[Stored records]
● ● ● ●

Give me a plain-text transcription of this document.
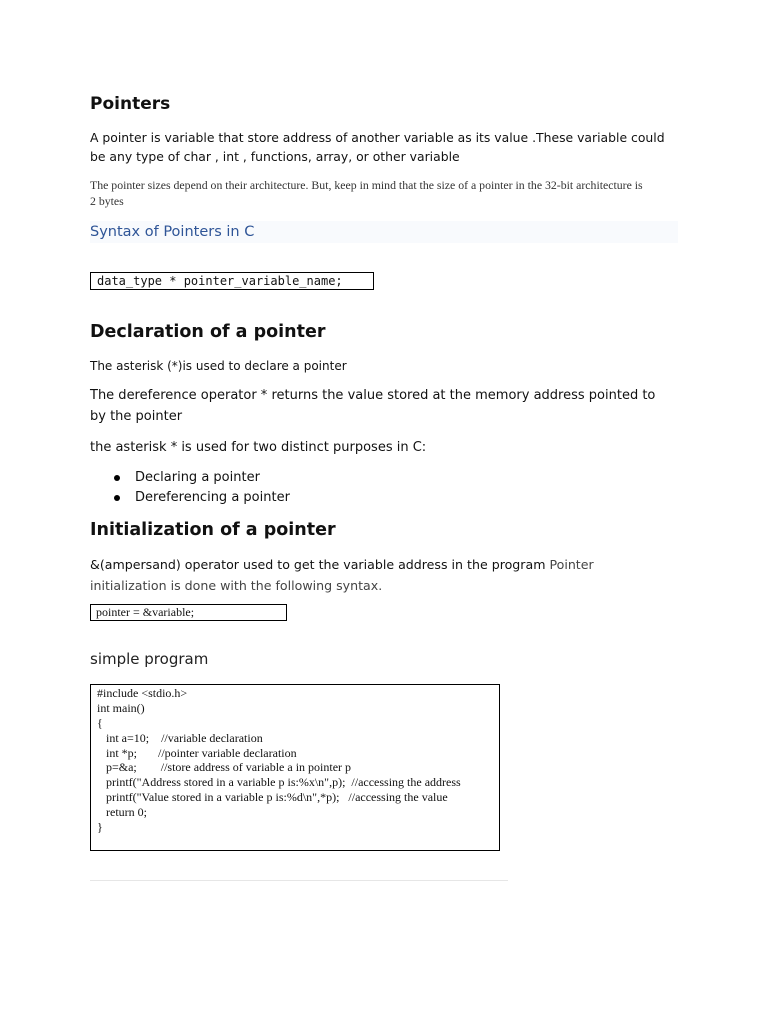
Pointers

A pointer is variable that store address of another variable as its value .These variable could be any type of char , int , functions, array, or other variable

The pointer sizes depend on their architecture. But, keep in mind that the size of a pointer in the 32-bit architecture is 2 bytes

Syntax of Pointers in C
data_type * pointer_variable_name;
Declaration of a pointer

The asterisk (*)is used to declare a pointer

The dereference operator * returns the value stored at the memory address pointed to by the pointer

the asterisk * is used for two distinct purposes in C:

Declaring a pointer
Dereferencing a pointer
Initialization of a pointer

&(ampersand) operator used to get the variable address in the program Pointer initialization is done with the following syntax.

pointer = &variable;
simple program
#include <stdio.h>
int main()
{
int a=10;    //variable declaration
int *p;       //pointer variable declaration
p=&a;        //store address of variable a in pointer p
printf("Address stored in a variable p is:%x\n",p);  //accessing the address
printf("Value stored in a variable p is:%d\n",*p);   //accessing the value
return 0;
}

● ● ● ●

[Short task]
Copy each line of the listing that includes "used".

[Answer to the exercise]
The asterisk (*)is used to declare a pointer
the asterisk * is used for two distinct purposes in C:
&(ampersand) operator used to get the variable address in the program Pointer initialization is done with the following syntax.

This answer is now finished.